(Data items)

· · · ·

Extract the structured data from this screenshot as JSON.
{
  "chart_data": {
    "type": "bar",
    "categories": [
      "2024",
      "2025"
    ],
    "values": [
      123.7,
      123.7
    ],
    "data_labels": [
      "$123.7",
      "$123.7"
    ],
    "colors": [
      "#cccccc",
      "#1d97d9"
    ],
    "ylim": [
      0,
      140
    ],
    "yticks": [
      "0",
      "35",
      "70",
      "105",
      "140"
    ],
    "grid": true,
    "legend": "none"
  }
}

· · · ·

Please repeat the listing above in full and exactly.

> Response below
Extract the structured data from this screenshot as JSON.
{
  "chart_data": {
    "type": "bar",
    "categories": [
      "2024",
      "2025"
    ],
    "values": [
      123.7,
      123.7
    ],
    "data_labels": [
      "$123.7",
      "$123.7"
    ],
    "colors": [
      "#cccccc",
      "#1d97d9"
    ],
    "ylim": [
      0,
      140
    ],
    "yticks": [
      "0",
      "35",
      "70",
      "105",
      "140"
    ],
    "grid": true,
    "legend": "none"
  }
}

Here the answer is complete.